> [Given task] What follows is a listing. Return every line of it exactly.

> [Data to process]
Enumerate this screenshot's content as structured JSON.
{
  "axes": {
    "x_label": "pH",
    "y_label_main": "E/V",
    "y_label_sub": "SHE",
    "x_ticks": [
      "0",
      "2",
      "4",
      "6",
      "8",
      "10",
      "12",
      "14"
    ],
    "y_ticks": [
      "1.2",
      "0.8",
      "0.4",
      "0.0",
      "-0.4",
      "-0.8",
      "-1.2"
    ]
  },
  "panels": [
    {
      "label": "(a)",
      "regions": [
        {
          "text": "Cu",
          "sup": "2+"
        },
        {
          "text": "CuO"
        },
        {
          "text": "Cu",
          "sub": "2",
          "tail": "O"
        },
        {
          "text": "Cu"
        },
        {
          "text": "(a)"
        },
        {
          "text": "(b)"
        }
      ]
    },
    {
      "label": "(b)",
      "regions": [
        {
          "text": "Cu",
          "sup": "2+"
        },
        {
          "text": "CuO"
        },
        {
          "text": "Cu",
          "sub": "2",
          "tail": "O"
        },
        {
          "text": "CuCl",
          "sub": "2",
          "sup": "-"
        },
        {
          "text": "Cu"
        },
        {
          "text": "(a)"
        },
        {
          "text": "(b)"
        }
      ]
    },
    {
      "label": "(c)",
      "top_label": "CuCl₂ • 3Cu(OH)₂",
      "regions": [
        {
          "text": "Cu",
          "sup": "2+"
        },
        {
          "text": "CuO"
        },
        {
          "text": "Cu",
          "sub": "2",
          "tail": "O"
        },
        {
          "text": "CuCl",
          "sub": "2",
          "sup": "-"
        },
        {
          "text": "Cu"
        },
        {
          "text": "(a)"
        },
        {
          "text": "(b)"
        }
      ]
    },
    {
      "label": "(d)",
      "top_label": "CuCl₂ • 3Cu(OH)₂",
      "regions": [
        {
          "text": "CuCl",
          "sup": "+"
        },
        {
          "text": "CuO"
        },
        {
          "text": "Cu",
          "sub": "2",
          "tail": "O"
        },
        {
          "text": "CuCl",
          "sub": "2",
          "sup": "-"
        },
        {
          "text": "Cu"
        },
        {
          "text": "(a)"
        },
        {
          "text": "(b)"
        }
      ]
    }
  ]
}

> [Exercise solution]
Enumerate this screenshot's content as structured JSON.
{
  "axes": {
    "x_label": "pH",
    "y_label_main": "E/V",
    "y_label_sub": "SHE",
    "x_ticks": [
      "0",
      "2",
      "4",
      "6",
      "8",
      "10",
      "12",
      "14"
    ],
    "y_ticks": [
      "1.2",
      "0.8",
      "0.4",
      "0.0",
      "-0.4",
      "-0.8",
      "-1.2"
    ]
  },
  "panels": [
    {
      "label": "(a)",
      "regions": [
        {
          "text": "Cu",
          "sup": "2+"
        },
        {
          "text": "CuO"
        },
        {
          "text": "Cu",
          "sub": "2",
          "tail": "O"
        },
        {
          "text": "Cu"
        },
        {
          "text": "(a)"
        },
        {
          "text": "(b)"
        }
      ]
    },
    {
      "label": "(b)",
      "regions": [
        {
          "text": "Cu",
          "sup": "2+"
        },
        {
          "text": "CuO"
        },
        {
          "text": "Cu",
          "sub": "2",
          "tail": "O"
        },
        {
          "text": "CuCl",
          "sub": "2",
          "sup": "-"
        },
        {
          "text": "Cu"
        },
        {
          "text": "(a)"
        },
        {
          "text": "(b)"
        }
      ]
    },
    {
      "label": "(c)",
      "top_label": "CuCl₂ • 3Cu(OH)₂",
      "regions": [
        {
          "text": "Cu",
          "sup": "2+"
        },
        {
          "text": "CuO"
        },
        {
          "text": "Cu",
          "sub": "2",
          "tail": "O"
        },
        {
          "text": "CuCl",
          "sub": "2",
          "sup": "-"
        },
        {
          "text": "Cu"
        },
        {
          "text": "(a)"
        },
        {
          "text": "(b)"
        }
      ]
    },
    {
      "label": "(d)",
      "top_label": "CuCl₂ • 3Cu(OH)₂",
      "regions": [
        {
          "text": "CuCl",
          "sup": "+"
        },
        {
          "text": "CuO"
        },
        {
          "text": "Cu",
          "sub": "2",
          "tail": "O"
        },
        {
          "text": "CuCl",
          "sub": "2",
          "sup": "-"
        },
        {
          "text": "Cu"
        },
        {
          "text": "(a)"
        },
        {
          "text": "(b)"
        }
      ]
    }
  ]
}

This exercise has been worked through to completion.